◆ **AIM**
Count how many lines in the material below hold the word "本期公开过"; the reply is that number alone.

Data entries:
┄┄┄┄┄┄

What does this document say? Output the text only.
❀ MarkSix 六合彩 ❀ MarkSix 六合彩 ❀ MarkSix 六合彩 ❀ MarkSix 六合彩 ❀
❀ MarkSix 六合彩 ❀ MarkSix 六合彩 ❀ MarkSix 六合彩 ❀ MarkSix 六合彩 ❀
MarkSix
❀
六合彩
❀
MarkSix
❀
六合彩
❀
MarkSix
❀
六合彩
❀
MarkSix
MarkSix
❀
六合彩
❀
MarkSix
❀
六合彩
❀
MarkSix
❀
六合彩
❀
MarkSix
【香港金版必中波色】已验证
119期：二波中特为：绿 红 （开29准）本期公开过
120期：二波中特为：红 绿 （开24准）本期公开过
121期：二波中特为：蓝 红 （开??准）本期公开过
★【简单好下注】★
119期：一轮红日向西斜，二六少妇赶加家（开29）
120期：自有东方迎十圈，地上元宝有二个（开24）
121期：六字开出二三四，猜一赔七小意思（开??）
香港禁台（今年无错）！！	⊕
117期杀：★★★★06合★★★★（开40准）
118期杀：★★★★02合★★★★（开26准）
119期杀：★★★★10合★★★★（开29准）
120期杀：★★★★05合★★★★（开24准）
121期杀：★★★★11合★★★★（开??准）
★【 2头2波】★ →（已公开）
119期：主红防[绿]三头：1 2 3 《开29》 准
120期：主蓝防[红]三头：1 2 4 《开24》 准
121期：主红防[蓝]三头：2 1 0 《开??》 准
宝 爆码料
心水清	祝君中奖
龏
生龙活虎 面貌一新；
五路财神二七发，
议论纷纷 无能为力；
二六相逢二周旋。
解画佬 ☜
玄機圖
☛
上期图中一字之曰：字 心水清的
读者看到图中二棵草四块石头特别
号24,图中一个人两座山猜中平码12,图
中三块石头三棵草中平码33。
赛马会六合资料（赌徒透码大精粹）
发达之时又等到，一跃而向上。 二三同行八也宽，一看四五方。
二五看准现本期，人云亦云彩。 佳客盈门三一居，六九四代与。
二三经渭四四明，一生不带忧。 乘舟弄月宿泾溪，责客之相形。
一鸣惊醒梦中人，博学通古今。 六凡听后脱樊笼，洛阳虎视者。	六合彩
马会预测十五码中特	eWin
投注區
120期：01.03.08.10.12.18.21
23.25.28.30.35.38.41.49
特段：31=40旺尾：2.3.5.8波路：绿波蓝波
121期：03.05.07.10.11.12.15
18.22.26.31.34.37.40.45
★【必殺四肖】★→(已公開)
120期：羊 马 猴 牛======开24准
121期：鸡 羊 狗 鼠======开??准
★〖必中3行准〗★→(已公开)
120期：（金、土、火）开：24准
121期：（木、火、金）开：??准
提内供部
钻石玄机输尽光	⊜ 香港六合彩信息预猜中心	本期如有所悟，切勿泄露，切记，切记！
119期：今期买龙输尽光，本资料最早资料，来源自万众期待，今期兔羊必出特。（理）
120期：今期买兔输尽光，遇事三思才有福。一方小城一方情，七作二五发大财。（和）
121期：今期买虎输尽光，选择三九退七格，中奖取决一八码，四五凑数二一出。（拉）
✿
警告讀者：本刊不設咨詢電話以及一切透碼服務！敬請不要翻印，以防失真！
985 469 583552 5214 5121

┄┄┄┄┄┄

◆ **CORRECT RESULT**
3